> _What you have to do_: Locate the lines of the listing below that hold "feather", then copy each of them.

> _Given data_:

--------------------

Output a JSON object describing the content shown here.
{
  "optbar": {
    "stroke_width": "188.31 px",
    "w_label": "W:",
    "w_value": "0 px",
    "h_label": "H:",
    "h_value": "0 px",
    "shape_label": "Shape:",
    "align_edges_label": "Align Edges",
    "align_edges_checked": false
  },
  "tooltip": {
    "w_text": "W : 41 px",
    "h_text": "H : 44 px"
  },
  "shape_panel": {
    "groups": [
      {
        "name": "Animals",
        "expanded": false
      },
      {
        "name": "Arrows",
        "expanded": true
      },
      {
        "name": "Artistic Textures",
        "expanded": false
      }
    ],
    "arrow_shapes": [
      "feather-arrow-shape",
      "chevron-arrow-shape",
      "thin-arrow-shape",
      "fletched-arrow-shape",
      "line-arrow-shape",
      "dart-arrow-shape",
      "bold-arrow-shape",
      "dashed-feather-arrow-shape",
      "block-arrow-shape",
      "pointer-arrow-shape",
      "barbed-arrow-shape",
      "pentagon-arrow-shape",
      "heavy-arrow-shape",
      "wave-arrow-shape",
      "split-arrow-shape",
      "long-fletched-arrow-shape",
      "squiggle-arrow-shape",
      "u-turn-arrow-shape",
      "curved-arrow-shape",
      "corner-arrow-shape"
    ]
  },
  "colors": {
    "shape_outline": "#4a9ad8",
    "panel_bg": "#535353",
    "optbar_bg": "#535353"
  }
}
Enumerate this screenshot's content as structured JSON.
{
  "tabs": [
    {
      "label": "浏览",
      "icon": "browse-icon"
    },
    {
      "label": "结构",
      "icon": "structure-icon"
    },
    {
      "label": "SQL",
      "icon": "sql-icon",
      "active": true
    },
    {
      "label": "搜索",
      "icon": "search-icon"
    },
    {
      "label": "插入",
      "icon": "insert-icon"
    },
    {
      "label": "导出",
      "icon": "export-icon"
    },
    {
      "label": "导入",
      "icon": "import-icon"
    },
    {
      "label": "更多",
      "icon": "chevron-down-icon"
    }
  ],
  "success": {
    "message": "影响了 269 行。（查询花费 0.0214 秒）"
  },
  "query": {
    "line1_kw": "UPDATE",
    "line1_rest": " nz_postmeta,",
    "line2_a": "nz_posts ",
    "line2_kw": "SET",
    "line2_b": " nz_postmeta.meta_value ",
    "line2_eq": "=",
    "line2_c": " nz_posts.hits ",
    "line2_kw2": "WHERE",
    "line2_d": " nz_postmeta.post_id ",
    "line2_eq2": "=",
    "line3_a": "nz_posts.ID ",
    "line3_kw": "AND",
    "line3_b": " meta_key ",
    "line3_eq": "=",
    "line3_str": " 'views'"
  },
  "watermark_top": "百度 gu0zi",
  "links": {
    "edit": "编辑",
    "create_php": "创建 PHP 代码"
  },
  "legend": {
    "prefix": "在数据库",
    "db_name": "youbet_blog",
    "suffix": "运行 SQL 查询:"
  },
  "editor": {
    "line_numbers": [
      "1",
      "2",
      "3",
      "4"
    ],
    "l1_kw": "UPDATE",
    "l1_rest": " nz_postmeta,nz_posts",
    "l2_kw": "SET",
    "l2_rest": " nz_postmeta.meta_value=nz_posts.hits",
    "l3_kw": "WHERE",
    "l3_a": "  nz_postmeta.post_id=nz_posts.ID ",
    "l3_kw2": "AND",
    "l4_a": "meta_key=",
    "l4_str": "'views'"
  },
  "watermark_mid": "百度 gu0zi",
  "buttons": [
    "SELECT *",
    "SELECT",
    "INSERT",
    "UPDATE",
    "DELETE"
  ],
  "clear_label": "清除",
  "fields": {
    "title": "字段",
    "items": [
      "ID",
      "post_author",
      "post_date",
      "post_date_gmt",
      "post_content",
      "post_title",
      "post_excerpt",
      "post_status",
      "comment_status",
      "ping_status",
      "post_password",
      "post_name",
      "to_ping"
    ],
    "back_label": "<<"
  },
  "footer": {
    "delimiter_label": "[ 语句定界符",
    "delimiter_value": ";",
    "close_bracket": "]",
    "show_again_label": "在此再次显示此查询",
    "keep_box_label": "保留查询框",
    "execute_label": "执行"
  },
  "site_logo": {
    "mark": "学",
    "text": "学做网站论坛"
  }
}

--------------------

> _Exercise answer_:
      "feather-arrow-shape",
      "dashed-feather-arrow-shape",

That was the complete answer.